┌─ Extracted data

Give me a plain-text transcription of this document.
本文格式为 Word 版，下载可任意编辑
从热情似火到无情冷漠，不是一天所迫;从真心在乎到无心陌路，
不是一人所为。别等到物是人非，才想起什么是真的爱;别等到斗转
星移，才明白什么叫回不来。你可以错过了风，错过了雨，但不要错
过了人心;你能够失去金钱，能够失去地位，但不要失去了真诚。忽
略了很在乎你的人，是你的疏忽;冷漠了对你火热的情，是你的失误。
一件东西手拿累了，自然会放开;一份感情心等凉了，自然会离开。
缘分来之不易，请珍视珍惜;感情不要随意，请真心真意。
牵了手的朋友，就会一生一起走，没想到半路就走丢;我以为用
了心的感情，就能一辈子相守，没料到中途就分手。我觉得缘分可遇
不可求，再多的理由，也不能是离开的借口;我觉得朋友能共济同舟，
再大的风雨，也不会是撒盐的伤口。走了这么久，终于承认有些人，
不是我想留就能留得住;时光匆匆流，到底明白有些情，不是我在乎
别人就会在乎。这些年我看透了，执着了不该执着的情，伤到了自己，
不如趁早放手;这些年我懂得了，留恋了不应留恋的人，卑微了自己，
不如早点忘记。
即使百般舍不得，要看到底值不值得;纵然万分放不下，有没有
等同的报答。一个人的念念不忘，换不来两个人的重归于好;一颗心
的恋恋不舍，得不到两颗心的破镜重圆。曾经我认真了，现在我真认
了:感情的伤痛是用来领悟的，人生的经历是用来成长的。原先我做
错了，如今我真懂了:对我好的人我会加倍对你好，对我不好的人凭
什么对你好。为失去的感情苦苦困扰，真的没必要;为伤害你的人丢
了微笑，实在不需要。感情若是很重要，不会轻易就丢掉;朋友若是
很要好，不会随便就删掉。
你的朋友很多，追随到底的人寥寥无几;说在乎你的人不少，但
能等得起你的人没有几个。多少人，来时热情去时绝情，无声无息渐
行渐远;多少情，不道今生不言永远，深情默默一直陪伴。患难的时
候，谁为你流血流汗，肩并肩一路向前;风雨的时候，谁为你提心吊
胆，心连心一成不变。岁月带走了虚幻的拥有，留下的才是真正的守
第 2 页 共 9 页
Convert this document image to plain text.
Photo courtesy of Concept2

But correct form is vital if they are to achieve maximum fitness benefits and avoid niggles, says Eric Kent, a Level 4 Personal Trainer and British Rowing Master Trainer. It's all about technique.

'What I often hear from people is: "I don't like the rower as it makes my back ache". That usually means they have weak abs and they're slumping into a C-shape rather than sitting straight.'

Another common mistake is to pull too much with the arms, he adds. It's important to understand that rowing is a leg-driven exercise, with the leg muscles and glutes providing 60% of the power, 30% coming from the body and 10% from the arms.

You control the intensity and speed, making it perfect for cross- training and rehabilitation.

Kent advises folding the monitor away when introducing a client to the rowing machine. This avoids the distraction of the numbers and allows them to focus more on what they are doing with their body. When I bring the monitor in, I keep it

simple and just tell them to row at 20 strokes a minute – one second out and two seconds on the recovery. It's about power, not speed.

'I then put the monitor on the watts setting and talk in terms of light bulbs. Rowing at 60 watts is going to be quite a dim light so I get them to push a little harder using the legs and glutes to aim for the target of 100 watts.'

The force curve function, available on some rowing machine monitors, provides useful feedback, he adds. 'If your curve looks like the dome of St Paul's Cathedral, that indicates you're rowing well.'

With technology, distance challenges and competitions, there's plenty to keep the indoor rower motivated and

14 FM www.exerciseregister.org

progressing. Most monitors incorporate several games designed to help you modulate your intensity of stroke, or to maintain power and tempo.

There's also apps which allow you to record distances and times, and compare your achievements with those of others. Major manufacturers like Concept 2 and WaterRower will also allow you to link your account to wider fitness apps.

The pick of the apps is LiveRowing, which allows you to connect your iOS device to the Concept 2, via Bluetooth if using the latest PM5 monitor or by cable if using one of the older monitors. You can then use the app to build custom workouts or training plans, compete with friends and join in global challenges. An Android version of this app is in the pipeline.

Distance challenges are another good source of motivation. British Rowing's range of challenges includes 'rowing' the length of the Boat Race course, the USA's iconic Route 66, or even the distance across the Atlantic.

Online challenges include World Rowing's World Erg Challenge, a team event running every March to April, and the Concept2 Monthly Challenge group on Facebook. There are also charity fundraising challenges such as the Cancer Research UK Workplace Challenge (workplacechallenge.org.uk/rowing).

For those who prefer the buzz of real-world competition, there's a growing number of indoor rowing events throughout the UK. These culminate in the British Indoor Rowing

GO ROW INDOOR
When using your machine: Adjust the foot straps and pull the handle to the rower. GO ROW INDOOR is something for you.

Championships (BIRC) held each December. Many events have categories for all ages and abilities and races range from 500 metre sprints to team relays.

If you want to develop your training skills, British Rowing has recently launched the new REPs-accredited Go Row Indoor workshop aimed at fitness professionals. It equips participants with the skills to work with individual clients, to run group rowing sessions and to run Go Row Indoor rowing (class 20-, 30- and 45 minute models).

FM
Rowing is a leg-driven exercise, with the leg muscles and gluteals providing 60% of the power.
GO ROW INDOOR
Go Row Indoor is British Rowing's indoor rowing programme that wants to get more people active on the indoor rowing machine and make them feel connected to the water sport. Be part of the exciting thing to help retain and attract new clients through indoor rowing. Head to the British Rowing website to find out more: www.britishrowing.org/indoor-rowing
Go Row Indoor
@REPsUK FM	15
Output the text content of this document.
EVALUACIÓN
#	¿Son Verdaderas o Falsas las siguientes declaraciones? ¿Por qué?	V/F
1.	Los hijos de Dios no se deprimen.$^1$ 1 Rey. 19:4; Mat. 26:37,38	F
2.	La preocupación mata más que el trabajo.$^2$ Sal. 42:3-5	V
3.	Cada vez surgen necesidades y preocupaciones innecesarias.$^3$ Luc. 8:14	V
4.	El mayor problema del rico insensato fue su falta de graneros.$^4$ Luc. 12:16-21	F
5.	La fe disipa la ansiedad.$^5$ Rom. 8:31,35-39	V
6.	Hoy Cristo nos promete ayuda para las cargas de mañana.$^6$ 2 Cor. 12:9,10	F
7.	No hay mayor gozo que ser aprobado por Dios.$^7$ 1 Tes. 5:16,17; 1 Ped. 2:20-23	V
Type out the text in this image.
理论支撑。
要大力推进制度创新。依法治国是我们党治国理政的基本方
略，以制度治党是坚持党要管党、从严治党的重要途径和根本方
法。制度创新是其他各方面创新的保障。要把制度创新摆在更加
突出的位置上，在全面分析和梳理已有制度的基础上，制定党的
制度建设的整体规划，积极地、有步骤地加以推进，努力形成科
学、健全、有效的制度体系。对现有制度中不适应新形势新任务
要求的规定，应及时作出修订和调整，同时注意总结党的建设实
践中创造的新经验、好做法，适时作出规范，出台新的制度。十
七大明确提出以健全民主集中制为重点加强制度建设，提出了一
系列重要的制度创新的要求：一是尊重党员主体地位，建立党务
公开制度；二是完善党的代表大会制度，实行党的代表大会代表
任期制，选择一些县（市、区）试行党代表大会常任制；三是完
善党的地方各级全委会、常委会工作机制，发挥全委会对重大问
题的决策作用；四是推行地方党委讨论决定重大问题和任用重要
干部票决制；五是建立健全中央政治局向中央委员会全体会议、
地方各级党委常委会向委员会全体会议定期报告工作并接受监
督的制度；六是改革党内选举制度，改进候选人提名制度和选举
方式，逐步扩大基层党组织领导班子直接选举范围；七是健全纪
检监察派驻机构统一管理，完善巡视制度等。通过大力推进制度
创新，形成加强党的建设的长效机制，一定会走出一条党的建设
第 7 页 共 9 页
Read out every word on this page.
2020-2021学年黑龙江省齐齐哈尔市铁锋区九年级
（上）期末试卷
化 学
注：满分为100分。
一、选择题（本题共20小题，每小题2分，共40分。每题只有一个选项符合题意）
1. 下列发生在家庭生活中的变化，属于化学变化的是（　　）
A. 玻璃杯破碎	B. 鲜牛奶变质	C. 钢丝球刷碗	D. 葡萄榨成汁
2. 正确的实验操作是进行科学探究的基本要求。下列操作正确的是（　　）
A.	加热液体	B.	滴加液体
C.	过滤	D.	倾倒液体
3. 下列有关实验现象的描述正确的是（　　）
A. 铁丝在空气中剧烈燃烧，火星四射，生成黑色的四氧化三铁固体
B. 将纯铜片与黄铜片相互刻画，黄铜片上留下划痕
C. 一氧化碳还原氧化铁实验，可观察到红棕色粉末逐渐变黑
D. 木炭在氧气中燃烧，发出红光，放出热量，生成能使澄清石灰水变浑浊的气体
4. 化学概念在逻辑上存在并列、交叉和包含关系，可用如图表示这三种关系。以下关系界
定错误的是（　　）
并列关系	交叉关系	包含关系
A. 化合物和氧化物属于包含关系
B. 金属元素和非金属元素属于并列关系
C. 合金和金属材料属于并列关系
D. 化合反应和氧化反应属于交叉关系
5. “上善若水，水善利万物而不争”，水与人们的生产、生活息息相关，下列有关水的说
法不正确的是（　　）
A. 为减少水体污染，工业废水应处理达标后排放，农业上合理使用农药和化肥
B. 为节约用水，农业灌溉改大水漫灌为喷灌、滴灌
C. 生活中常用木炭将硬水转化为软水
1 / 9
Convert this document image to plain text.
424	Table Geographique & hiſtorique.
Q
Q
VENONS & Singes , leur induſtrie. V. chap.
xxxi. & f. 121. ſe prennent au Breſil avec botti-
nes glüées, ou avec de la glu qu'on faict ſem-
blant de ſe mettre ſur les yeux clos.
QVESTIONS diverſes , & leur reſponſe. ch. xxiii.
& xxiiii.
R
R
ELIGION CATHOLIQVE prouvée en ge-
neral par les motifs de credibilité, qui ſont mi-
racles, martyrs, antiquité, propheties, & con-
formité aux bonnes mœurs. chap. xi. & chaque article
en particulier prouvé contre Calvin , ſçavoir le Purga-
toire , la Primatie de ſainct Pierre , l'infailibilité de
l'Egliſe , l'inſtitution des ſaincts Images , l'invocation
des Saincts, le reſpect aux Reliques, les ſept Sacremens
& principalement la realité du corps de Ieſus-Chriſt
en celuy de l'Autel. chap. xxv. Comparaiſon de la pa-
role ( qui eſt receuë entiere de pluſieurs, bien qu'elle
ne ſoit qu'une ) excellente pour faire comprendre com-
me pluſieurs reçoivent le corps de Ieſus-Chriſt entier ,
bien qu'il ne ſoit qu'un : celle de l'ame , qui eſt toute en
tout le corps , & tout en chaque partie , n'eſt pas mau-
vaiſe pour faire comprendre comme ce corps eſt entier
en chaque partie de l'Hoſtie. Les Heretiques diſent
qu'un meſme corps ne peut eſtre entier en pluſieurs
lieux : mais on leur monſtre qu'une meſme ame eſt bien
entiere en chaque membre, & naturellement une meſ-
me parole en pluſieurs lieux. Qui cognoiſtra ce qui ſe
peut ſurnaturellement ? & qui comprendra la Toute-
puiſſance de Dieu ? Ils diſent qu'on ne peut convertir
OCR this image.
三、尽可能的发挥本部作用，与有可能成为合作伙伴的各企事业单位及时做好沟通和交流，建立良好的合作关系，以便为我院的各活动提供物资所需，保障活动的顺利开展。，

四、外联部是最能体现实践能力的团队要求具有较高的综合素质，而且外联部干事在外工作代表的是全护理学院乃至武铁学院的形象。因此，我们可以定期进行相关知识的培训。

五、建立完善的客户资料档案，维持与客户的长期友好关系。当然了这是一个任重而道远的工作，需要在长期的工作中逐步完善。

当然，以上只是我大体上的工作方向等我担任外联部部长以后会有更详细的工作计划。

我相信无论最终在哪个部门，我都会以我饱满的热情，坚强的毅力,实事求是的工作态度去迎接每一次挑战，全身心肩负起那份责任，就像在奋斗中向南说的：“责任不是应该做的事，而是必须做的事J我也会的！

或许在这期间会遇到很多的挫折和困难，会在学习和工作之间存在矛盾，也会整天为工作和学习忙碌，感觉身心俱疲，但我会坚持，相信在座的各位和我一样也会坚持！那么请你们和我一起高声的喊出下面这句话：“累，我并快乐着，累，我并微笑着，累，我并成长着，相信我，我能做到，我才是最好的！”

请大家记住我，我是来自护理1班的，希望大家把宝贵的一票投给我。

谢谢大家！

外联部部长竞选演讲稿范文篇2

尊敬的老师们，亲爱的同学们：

└─

Scan the material above. Return every line containing the string "chap".

Result ->
VENONS & Singes , leur induſtrie. V. chap.
formité aux bonnes mœurs. chap. xi. & chaque article
en celuy de l'Autel. chap. xxv. Comparaiſon de la pa-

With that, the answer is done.